#### [The exercise]
Will you transcribe the entries that follow, exactly and in full?
BEGIN Supplied data
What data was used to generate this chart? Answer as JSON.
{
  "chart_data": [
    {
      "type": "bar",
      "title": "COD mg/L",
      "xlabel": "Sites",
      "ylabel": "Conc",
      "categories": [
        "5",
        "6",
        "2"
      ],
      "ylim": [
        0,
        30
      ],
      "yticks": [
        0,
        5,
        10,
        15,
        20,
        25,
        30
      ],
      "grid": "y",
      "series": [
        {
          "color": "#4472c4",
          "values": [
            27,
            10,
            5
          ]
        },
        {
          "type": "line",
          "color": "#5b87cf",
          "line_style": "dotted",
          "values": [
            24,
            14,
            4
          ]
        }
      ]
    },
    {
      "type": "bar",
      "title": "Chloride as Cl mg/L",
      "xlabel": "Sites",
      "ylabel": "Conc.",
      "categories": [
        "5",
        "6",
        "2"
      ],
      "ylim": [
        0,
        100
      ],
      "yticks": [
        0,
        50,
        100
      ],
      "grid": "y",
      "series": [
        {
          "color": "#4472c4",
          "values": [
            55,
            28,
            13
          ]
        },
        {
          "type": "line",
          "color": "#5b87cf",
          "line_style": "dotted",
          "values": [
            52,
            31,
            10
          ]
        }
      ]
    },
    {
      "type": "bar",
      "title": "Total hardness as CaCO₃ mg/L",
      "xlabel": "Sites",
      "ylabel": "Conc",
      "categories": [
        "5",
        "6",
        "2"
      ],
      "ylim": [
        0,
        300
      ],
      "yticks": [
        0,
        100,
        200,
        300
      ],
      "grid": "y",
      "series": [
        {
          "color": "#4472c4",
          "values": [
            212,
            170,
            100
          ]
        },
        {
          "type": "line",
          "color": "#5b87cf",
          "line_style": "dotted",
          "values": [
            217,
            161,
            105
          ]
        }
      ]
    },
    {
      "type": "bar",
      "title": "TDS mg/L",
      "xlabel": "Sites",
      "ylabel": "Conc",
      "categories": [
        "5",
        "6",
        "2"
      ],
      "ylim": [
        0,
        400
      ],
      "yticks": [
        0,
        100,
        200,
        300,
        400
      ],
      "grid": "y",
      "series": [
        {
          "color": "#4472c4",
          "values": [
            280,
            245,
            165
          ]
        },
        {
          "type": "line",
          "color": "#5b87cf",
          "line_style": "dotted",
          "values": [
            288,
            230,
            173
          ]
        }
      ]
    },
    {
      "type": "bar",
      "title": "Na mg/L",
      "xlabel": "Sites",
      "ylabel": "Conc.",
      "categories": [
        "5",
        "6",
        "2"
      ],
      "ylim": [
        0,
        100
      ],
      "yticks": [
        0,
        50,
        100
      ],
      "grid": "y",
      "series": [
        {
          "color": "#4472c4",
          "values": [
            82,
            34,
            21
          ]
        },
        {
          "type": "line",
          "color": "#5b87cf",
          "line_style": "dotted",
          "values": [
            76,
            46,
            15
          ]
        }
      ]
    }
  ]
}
END Supplied data
#### [Completed exercise]
What data was used to generate this chart? Answer as JSON.
{
  "chart_data": [
    {
      "type": "bar",
      "title": "COD mg/L",
      "xlabel": "Sites",
      "ylabel": "Conc",
      "categories": [
        "5",
        "6",
        "2"
      ],
      "ylim": [
        0,
        30
      ],
      "yticks": [
        0,
        5,
        10,
        15,
        20,
        25,
        30
      ],
      "grid": "y",
      "series": [
        {
          "color": "#4472c4",
          "values": [
            27,
            10,
            5
          ]
        },
        {
          "type": "line",
          "color": "#5b87cf",
          "line_style": "dotted",
          "values": [
            24,
            14,
            4
          ]
        }
      ]
    },
    {
      "type": "bar",
      "title": "Chloride as Cl mg/L",
      "xlabel": "Sites",
      "ylabel": "Conc.",
      "categories": [
        "5",
        "6",
        "2"
      ],
      "ylim": [
        0,
        100
      ],
      "yticks": [
        0,
        50,
        100
      ],
      "grid": "y",
      "series": [
        {
          "color": "#4472c4",
          "values": [
            55,
            28,
            13
          ]
        },
        {
          "type": "line",
          "color": "#5b87cf",
          "line_style": "dotted",
          "values": [
            52,
            31,
            10
          ]
        }
      ]
    },
    {
      "type": "bar",
      "title": "Total hardness as CaCO₃ mg/L",
      "xlabel": "Sites",
      "ylabel": "Conc",
      "categories": [
        "5",
        "6",
        "2"
      ],
      "ylim": [
        0,
        300
      ],
      "yticks": [
        0,
        100,
        200,
        300
      ],
      "grid": "y",
      "series": [
        {
          "color": "#4472c4",
          "values": [
            212,
            170,
            100
          ]
        },
        {
          "type": "line",
          "color": "#5b87cf",
          "line_style": "dotted",
          "values": [
            217,
            161,
            105
          ]
        }
      ]
    },
    {
      "type": "bar",
      "title": "TDS mg/L",
      "xlabel": "Sites",
      "ylabel": "Conc",
      "categories": [
        "5",
        "6",
        "2"
      ],
      "ylim": [
        0,
        400
      ],
      "yticks": [
        0,
        100,
        200,
        300,
        400
      ],
      "grid": "y",
      "series": [
        {
          "color": "#4472c4",
          "values": [
            280,
            245,
            165
          ]
        },
        {
          "type": "line",
          "color": "#5b87cf",
          "line_style": "dotted",
          "values": [
            288,
            230,
            173
          ]
        }
      ]
    },
    {
      "type": "bar",
      "title": "Na mg/L",
      "xlabel": "Sites",
      "ylabel": "Conc.",
      "categories": [
        "5",
        "6",
        "2"
      ],
      "ylim": [
        0,
        100
      ],
      "yticks": [
        0,
        50,
        100
      ],
      "grid": "y",
      "series": [
        {
          "color": "#4472c4",
          "values": [
            82,
            34,
            21
          ]
        },
        {
          "type": "line",
          "color": "#5b87cf",
          "line_style": "dotted",
          "values": [
            76,
            46,
            15
          ]
        }
      ]
    }
  ]
}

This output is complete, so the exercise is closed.